** Start of TASK INPUT **
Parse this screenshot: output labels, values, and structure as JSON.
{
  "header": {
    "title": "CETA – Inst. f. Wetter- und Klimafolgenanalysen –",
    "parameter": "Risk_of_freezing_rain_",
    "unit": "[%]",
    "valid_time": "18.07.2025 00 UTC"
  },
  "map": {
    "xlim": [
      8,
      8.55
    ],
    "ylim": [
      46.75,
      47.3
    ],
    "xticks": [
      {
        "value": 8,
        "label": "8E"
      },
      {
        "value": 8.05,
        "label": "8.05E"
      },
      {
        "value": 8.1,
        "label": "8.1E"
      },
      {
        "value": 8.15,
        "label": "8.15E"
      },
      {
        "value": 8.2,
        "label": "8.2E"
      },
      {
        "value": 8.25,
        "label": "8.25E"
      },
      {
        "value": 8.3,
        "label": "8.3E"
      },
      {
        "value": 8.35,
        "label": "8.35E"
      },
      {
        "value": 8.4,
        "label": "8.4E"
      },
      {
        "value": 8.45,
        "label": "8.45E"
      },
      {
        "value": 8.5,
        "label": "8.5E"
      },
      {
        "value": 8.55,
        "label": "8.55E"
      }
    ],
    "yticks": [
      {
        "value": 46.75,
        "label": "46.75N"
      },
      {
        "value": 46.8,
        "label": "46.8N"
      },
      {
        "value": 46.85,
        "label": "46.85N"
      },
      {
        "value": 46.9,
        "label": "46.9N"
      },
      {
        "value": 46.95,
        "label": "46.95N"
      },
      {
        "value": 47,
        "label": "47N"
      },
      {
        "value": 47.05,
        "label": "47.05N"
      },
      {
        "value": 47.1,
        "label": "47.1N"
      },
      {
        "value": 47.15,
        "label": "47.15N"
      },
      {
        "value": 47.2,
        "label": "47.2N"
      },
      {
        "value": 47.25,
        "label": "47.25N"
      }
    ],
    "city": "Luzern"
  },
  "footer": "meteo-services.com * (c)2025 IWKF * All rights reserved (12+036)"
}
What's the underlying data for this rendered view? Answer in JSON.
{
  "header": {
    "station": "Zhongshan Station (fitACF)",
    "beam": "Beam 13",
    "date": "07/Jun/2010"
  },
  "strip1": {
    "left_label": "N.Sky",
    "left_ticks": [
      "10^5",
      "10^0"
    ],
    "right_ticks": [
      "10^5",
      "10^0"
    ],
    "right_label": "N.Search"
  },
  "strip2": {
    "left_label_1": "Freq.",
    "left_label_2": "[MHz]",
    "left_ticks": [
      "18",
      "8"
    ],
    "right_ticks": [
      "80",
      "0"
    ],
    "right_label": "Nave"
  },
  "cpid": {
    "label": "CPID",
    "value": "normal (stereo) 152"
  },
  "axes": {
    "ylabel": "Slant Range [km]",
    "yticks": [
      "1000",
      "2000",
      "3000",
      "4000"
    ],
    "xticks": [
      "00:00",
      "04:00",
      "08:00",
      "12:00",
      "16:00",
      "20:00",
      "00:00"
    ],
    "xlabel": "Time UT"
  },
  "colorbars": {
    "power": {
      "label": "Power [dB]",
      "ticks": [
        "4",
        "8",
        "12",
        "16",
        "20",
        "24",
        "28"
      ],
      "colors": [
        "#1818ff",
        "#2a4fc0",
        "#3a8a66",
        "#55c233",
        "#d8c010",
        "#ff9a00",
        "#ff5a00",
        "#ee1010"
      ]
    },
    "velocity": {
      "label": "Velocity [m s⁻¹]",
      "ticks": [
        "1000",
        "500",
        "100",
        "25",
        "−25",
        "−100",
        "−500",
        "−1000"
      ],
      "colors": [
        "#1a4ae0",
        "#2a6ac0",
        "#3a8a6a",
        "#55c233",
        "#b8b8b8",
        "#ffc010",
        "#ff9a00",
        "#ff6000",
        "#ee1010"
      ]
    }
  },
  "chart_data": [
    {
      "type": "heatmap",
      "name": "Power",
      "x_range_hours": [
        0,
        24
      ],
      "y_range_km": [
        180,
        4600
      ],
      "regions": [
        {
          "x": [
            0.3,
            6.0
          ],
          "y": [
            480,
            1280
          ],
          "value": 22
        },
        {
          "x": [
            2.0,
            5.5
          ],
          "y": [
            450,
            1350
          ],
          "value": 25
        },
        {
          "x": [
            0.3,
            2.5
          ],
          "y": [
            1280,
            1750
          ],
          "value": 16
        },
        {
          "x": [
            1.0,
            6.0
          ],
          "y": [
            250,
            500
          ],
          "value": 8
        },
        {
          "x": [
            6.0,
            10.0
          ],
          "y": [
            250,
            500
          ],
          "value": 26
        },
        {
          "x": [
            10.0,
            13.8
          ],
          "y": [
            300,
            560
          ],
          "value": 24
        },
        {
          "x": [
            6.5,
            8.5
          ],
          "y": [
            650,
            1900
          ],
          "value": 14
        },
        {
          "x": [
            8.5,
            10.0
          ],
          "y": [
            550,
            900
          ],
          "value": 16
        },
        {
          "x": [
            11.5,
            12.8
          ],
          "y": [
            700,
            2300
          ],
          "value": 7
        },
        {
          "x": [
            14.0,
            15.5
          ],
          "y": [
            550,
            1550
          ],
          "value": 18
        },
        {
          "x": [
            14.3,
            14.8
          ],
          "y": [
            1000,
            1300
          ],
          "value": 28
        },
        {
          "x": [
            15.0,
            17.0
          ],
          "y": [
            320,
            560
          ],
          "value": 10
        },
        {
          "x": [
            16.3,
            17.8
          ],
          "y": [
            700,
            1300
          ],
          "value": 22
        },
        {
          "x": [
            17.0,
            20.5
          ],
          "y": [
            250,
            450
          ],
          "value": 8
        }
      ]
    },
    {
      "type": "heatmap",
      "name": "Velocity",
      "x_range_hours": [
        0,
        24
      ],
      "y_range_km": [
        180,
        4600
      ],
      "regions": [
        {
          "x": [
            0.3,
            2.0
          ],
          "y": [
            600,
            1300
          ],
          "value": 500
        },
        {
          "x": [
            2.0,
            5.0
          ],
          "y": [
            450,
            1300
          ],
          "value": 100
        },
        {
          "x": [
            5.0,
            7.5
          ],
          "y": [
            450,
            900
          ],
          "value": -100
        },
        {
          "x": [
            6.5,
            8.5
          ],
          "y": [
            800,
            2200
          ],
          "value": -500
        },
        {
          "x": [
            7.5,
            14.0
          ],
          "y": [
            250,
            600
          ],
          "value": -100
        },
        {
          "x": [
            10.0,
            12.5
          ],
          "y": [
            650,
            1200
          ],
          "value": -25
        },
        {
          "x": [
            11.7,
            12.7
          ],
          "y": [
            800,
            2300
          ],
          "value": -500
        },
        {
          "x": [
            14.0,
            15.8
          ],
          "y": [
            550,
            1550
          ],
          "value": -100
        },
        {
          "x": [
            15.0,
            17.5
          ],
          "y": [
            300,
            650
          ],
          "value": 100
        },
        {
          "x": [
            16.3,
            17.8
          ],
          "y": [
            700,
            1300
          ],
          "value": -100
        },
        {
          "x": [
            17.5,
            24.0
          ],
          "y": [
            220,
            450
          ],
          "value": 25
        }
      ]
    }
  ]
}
** End of TASK INPUT **
• **WHAT YOU ARE ASKED TO DO**: Reproduce the entries above in full by retyping them exactly.

• **THE RESULT**:
Parse this screenshot: output labels, values, and structure as JSON.
{
  "header": {
    "title": "CETA – Inst. f. Wetter- und Klimafolgenanalysen –",
    "parameter": "Risk_of_freezing_rain_",
    "unit": "[%]",
    "valid_time": "18.07.2025 00 UTC"
  },
  "map": {
    "xlim": [
      8,
      8.55
    ],
    "ylim": [
      46.75,
      47.3
    ],
    "xticks": [
      {
        "value": 8,
        "label": "8E"
      },
      {
        "value": 8.05,
        "label": "8.05E"
      },
      {
        "value": 8.1,
        "label": "8.1E"
      },
      {
        "value": 8.15,
        "label": "8.15E"
      },
      {
        "value": 8.2,
        "label": "8.2E"
      },
      {
        "value": 8.25,
        "label": "8.25E"
      },
      {
        "value": 8.3,
        "label": "8.3E"
      },
      {
        "value": 8.35,
        "label": "8.35E"
      },
      {
        "value": 8.4,
        "label": "8.4E"
      },
      {
        "value": 8.45,
        "label": "8.45E"
      },
      {
        "value": 8.5,
        "label": "8.5E"
      },
      {
        "value": 8.55,
        "label": "8.55E"
      }
    ],
    "yticks": [
      {
        "value": 46.75,
        "label": "46.75N"
      },
      {
        "value": 46.8,
        "label": "46.8N"
      },
      {
        "value": 46.85,
        "label": "46.85N"
      },
      {
        "value": 46.9,
        "label": "46.9N"
      },
      {
        "value": 46.95,
        "label": "46.95N"
      },
      {
        "value": 47,
        "label": "47N"
      },
      {
        "value": 47.05,
        "label": "47.05N"
      },
      {
        "value": 47.1,
        "label": "47.1N"
      },
      {
        "value": 47.15,
        "label": "47.15N"
      },
      {
        "value": 47.2,
        "label": "47.2N"
      },
      {
        "value": 47.25,
        "label": "47.25N"
      }
    ],
    "city": "Luzern"
  },
  "footer": "meteo-services.com * (c)2025 IWKF * All rights reserved (12+036)"
}
What's the underlying data for this rendered view? Answer in JSON.
{
  "header": {
    "station": "Zhongshan Station (fitACF)",
    "beam": "Beam 13",
    "date": "07/Jun/2010"
  },
  "strip1": {
    "left_label": "N.Sky",
    "left_ticks": [
      "10^5",
      "10^0"
    ],
    "right_ticks": [
      "10^5",
      "10^0"
    ],
    "right_label": "N.Search"
  },
  "strip2": {
    "left_label_1": "Freq.",
    "left_label_2": "[MHz]",
    "left_ticks": [
      "18",
      "8"
    ],
    "right_ticks": [
      "80",
      "0"
    ],
    "right_label": "Nave"
  },
  "cpid": {
    "label": "CPID",
    "value": "normal (stereo) 152"
  },
  "axes": {
    "ylabel": "Slant Range [km]",
    "yticks": [
      "1000",
      "2000",
      "3000",
      "4000"
    ],
    "xticks": [
      "00:00",
      "04:00",
      "08:00",
      "12:00",
      "16:00",
      "20:00",
      "00:00"
    ],
    "xlabel": "Time UT"
  },
  "colorbars": {
    "power": {
      "label": "Power [dB]",
      "ticks": [
        "4",
        "8",
        "12",
        "16",
        "20",
        "24",
        "28"
      ],
      "colors": [
        "#1818ff",
        "#2a4fc0",
        "#3a8a66",
        "#55c233",
        "#d8c010",
        "#ff9a00",
        "#ff5a00",
        "#ee1010"
      ]
    },
    "velocity": {
      "label": "Velocity [m s⁻¹]",
      "ticks": [
        "1000",
        "500",
        "100",
        "25",
        "−25",
        "−100",
        "−500",
        "−1000"
      ],
      "colors": [
        "#1a4ae0",
        "#2a6ac0",
        "#3a8a6a",
        "#55c233",
        "#b8b8b8",
        "#ffc010",
        "#ff9a00",
        "#ff6000",
        "#ee1010"
      ]
    }
  },
  "chart_data": [
    {
      "type": "heatmap",
      "name": "Power",
      "x_range_hours": [
        0,
        24
      ],
      "y_range_km": [
        180,
        4600
      ],
      "regions": [
        {
          "x": [
            0.3,
            6.0
          ],
          "y": [
            480,
            1280
          ],
          "value": 22
        },
        {
          "x": [
            2.0,
            5.5
          ],
          "y": [
            450,
            1350
          ],
          "value": 25
        },
        {
          "x": [
            0.3,
            2.5
          ],
          "y": [
            1280,
            1750
          ],
          "value": 16
        },
        {
          "x": [
            1.0,
            6.0
          ],
          "y": [
            250,
            500
          ],
          "value": 8
        },
        {
          "x": [
            6.0,
            10.0
          ],
          "y": [
            250,
            500
          ],
          "value": 26
        },
        {
          "x": [
            10.0,
            13.8
          ],
          "y": [
            300,
            560
          ],
          "value": 24
        },
        {
          "x": [
            6.5,
            8.5
          ],
          "y": [
            650,
            1900
          ],
          "value": 14
        },
        {
          "x": [
            8.5,
            10.0
          ],
          "y": [
            550,
            900
          ],
          "value": 16
        },
        {
          "x": [
            11.5,
            12.8
          ],
          "y": [
            700,
            2300
          ],
          "value": 7
        },
        {
          "x": [
            14.0,
            15.5
          ],
          "y": [
            550,
            1550
          ],
          "value": 18
        },
        {
          "x": [
            14.3,
            14.8
          ],
          "y": [
            1000,
            1300
          ],
          "value": 28
        },
        {
          "x": [
            15.0,
            17.0
          ],
          "y": [
            320,
            560
          ],
          "value": 10
        },
        {
          "x": [
            16.3,
            17.8
          ],
          "y": [
            700,
            1300
          ],
          "value": 22
        },
        {
          "x": [
            17.0,
            20.5
          ],
          "y": [
            250,
            450
          ],
          "value": 8
        }
      ]
    },
    {
      "type": "heatmap",
      "name": "Velocity",
      "x_range_hours": [
        0,
        24
      ],
      "y_range_km": [
        180,
        4600
      ],
      "regions": [
        {
          "x": [
            0.3,
            2.0
          ],
          "y": [
            600,
            1300
          ],
          "value": 500
        },
        {
          "x": [
            2.0,
            5.0
          ],
          "y": [
            450,
            1300
          ],
          "value": 100
        },
        {
          "x": [
            5.0,
            7.5
          ],
          "y": [
            450,
            900
          ],
          "value": -100
        },
        {
          "x": [
            6.5,
            8.5
          ],
          "y": [
            800,
            2200
          ],
          "value": -500
        },
        {
          "x": [
            7.5,
            14.0
          ],
          "y": [
            250,
            600
          ],
          "value": -100
        },
        {
          "x": [
            10.0,
            12.5
          ],
          "y": [
            650,
            1200
          ],
          "value": -25
        },
        {
          "x": [
            11.7,
            12.7
          ],
          "y": [
            800,
            2300
          ],
          "value": -500
        },
        {
          "x": [
            14.0,
            15.8
          ],
          "y": [
            550,
            1550
          ],
          "value": -100
        },
        {
          "x": [
            15.0,
            17.5
          ],
          "y": [
            300,
            650
          ],
          "value": 100
        },
        {
          "x": [
            16.3,
            17.8
          ],
          "y": [
            700,
            1300
          ],
          "value": -100
        },
        {
          "x": [
            17.5,
            24.0
          ],
          "y": [
            220,
            450
          ],
          "value": 25
        }
      ]
    }
  ]
}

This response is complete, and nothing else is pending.